■ **Supplied records**:
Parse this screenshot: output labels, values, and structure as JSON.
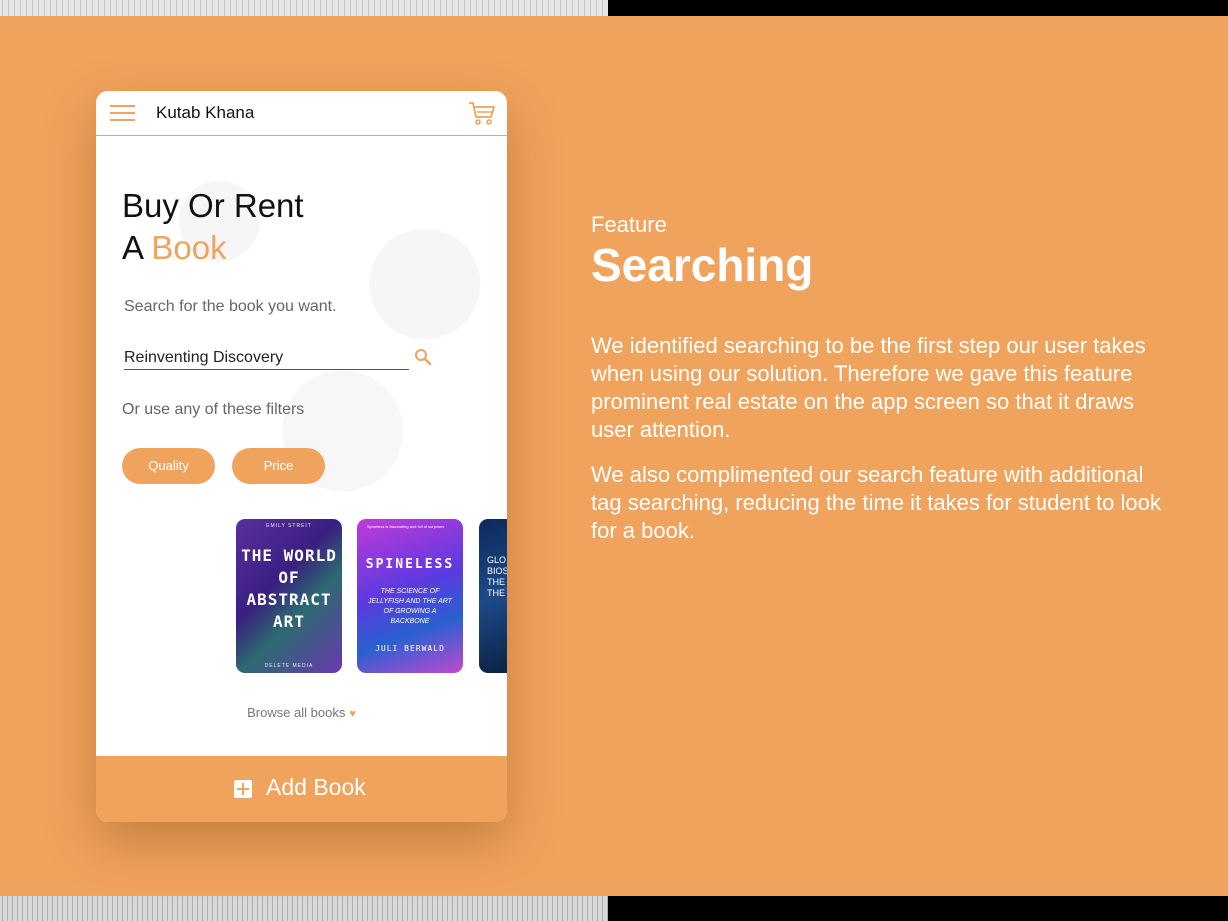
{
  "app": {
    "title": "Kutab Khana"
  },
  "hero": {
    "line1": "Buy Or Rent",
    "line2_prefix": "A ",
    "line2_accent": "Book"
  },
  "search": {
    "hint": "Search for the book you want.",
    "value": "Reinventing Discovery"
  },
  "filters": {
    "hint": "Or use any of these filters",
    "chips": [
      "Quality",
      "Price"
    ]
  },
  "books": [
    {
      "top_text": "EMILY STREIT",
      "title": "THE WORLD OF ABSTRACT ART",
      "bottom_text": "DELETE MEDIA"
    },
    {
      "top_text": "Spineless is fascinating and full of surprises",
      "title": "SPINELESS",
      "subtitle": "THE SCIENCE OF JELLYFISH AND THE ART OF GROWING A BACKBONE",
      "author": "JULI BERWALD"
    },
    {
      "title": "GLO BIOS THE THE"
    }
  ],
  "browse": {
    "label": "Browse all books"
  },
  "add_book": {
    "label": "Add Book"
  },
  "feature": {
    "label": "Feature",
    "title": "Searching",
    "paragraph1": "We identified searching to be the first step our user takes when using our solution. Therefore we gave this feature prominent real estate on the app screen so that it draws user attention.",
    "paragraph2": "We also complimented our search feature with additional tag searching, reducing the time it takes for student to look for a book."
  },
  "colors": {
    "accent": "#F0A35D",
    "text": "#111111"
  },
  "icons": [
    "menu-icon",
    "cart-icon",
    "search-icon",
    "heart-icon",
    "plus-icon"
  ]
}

■ **Task requirements**: Copy out every line that includes the word "filters".

■ **The reply**:
  "filters": {
    "hint": "Or use any of these filters",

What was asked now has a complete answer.